What to produce:
Extract every line where the string "Центральная" appears.

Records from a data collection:

┌──

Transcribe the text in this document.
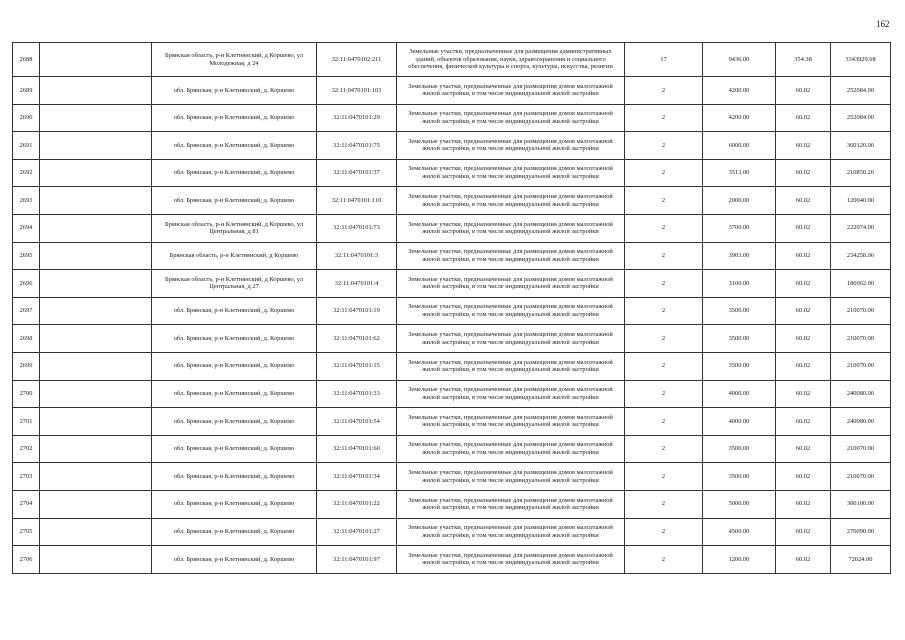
162
2688		Брянская область, р-н Клетнянский, д Коршево, ул Молодежная, д 24	32:11:0470102:211	Земельные участки, предназначенные для размещения административных зданий, объектов образования, науки, здравоохранения и социального обеспечения, физической культуры и спорта, культуры, искусства, религии	17	9436.00	354.38	3343929.68
2689		обл. Брянская, р-н Клетнянский, д. Коршево	32:11:0470101:103	Земельные участки, предназначенные для размещения домов малоэтажной жилой застройки, в том числе индивидуальной жилой застройки	2	4200.00	60.02	252084.00
2690		обл. Брянская, р-н Клетнянский, д. Коршево	32:11:0470101:29	Земельные участки, предназначенные для размещения домов малоэтажной жилой застройки, в том числе индивидуальной жилой застройки	2	4200.00	60.02	252084.00
2691		обл. Брянская, р-н Клетнянский, д. Коршево	32:11:0470101:75	Земельные участки, предназначенные для размещения домов малоэтажной жилой застройки, в том числе индивидуальной жилой застройки	2	6000.00	60.02	360120.00
2692		обл. Брянская, р-н Клетнянский, д. Коршево	32:11:0470101:37	Земельные участки, предназначенные для размещения домов малоэтажной жилой застройки, в том числе индивидуальной жилой застройки	2	3513.00	60.02	210850.26
2693		обл. Брянская, р-н Клетнянский, д. Коршево	32:11:0470101:110	Земельные участки, предназначенные для размещения домов малоэтажной жилой застройки, в том числе индивидуальной жилой застройки	2	2000.00	60.02	120040.00
2694		Брянская область, р-н Клетнянский, д Коршево, ул Центральная, д 81	32:11:0470101:73	Земельные участки, предназначенные для размещения домов малоэтажной жилой застройки, в том числе индивидуальной жилой застройки	2	3700.00	60.02	222074.00
2695		Брянская область, р-н Клетнянский, д Коршево	32:11:0470101:3	Земельные участки, предназначенные для размещения домов малоэтажной жилой застройки, в том числе индивидуальной жилой застройки	2	3903.00	60.02	234258.06
2696		Брянская область, р-н Клетнянский, д Коршево, ул Центральная, д 27	32:11:0470101:4	Земельные участки, предназначенные для размещения домов малоэтажной жилой застройки, в том числе индивидуальной жилой застройки	2	3100.00	60.02	186062.00
2697		обл. Брянская, р-н Клетнянский, д. Коршево	32:11:0470101:19	Земельные участки, предназначенные для размещения домов малоэтажной жилой застройки, в том числе индивидуальной жилой застройки	2	3500.00	60.02	210070.00
2698		обл. Брянская, р-н Клетнянский, д. Коршево	32:11:0470101:62	Земельные участки, предназначенные для размещения домов малоэтажной жилой застройки, в том числе индивидуальной жилой застройки	2	3500.00	60.02	210070.00
2699		обл. Брянская, р-н Клетнянский, д. Коршево	32:11:0470101:15	Земельные участки, предназначенные для размещения домов малоэтажной жилой застройки, в том числе индивидуальной жилой застройки	2	3500.00	60.02	210070.00
2700		обл. Брянская, р-н Клетнянский, д. Коршево	32:11:0470101:33	Земельные участки, предназначенные для размещения домов малоэтажной жилой застройки, в том числе индивидуальной жилой застройки	2	4000.00	60.02	240080.00
2701		обл. Брянская, р-н Клетнянский, д. Коршево	32:11:0470101:54	Земельные участки, предназначенные для размещения домов малоэтажной жилой застройки, в том числе индивидуальной жилой застройки	2	4000.00	60.02	240080.00
2702		обл. Брянская, р-н Клетнянский, д. Коршево	32:11:0470101:60	Земельные участки, предназначенные для размещения домов малоэтажной жилой застройки, в том числе индивидуальной жилой застройки	2	3500.00	60.02	210070.00
2703		обл. Брянская, р-н Клетнянский, д. Коршево	32:11:0470101:34	Земельные участки, предназначенные для размещения домов малоэтажной жилой застройки, в том числе индивидуальной жилой застройки	2	3500.00	60.02	210070.00
2704		обл. Брянская, р-н Клетнянский, д. Коршево	32:11:0470101:22	Земельные участки, предназначенные для размещения домов малоэтажной жилой застройки, в том числе индивидуальной жилой застройки	2	5000.00	60.02	300100.00
2705		обл. Брянская, р-н Клетнянский, д. Коршево	32:11:0470101:27	Земельные участки, предназначенные для размещения домов малоэтажной жилой застройки, в том числе индивидуальной жилой застройки	2	4500.00	60.02	270090.00
2706		обл. Брянская, р-н Клетнянский, д. Коршево	32:11:0470101:97	Земельные участки, предназначенные для размещения домов малоэтажной жилой застройки, в том числе индивидуальной жилой застройки	2	1200.00	60.02	72024.00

└──

Task solution:
2694		Брянская область, р-н Клетнянский, д Коршево, ул Центральная, д 81	32:11:0470101:73	Земельные участки, предназначенные для размещения домов малоэтажной жилой застройки, в том числе индивидуальной жилой застройки	2	3700.00	60.02	222074.00
2696		Брянская область, р-н Клетнянский, д Коршево, ул Центральная, д 27	32:11:0470101:4	Земельные участки, предназначенные для размещения домов малоэтажной жилой застройки, в том числе индивидуальной жилой застройки	2	3100.00	60.02	186062.00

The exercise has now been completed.